▶ **Exercise task**
Pull out every line below holding the word "subject".

[Stored entries]

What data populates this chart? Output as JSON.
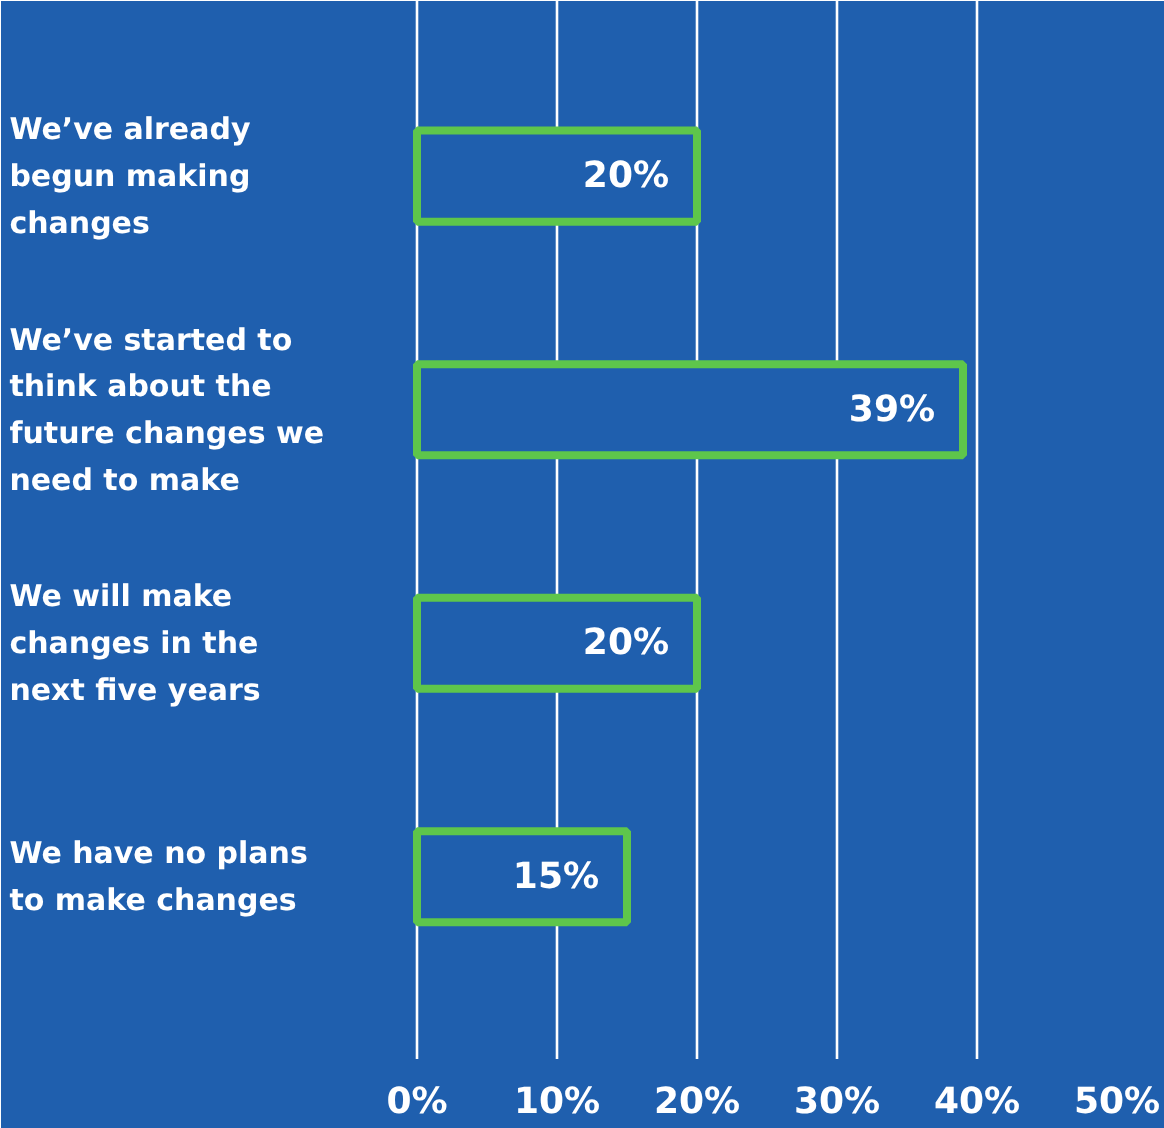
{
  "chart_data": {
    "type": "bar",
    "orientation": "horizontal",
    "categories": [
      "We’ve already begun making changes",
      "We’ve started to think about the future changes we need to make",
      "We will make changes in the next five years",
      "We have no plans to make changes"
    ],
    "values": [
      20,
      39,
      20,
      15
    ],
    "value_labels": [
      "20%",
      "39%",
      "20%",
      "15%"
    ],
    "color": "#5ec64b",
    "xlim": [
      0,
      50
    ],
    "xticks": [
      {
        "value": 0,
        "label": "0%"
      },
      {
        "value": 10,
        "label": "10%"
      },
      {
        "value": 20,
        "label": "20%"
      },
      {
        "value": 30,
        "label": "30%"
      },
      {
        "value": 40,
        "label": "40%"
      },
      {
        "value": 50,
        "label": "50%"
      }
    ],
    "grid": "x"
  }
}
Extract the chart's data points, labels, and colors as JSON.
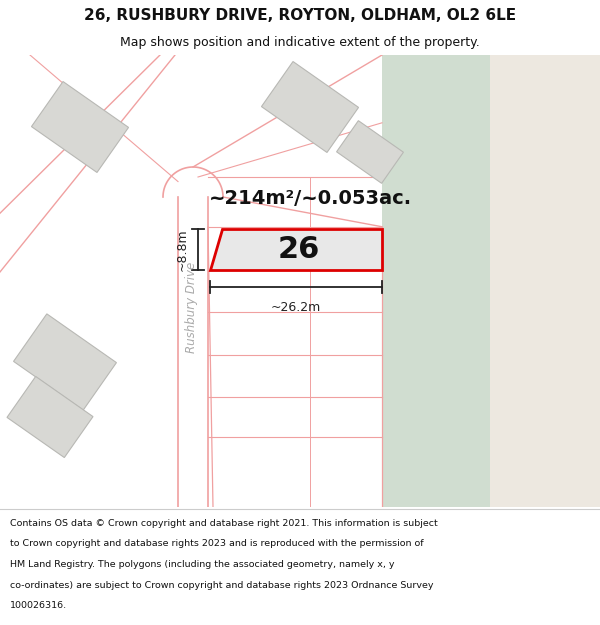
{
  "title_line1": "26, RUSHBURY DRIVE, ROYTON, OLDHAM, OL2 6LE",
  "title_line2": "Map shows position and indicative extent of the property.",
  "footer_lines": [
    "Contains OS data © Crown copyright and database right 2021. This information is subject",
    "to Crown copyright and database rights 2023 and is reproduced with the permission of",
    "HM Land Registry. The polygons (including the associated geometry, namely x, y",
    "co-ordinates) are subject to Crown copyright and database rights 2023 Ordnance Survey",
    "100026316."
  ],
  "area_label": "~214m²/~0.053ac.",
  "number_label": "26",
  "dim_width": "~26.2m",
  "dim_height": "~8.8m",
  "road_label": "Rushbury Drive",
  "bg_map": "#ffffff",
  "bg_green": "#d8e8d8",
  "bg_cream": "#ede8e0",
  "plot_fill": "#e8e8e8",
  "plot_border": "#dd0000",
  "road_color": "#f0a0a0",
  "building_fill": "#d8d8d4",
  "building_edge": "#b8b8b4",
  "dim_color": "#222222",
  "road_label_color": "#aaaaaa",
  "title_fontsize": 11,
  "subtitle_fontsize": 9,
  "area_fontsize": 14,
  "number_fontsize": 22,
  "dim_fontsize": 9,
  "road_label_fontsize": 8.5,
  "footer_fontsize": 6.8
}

...

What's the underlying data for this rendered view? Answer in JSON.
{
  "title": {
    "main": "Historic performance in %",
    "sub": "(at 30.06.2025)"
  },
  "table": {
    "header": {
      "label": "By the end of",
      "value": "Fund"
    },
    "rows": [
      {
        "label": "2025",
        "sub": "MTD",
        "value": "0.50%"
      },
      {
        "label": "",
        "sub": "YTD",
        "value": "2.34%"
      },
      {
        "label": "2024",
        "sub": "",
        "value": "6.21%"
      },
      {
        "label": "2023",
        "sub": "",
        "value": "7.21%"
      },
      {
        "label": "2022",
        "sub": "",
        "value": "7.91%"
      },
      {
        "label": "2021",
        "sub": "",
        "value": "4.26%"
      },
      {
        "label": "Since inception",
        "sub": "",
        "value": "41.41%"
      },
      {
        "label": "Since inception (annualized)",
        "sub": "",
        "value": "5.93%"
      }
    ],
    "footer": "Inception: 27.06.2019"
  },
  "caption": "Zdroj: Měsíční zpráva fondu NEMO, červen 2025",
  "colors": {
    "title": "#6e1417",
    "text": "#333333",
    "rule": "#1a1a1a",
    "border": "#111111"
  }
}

▶ **Reply**
    "Contains OS data © Crown copyright and database right 2021. This information is subject",
    "co-ordinates) are subject to Crown copyright and database rights 2023 Ordnance Survey",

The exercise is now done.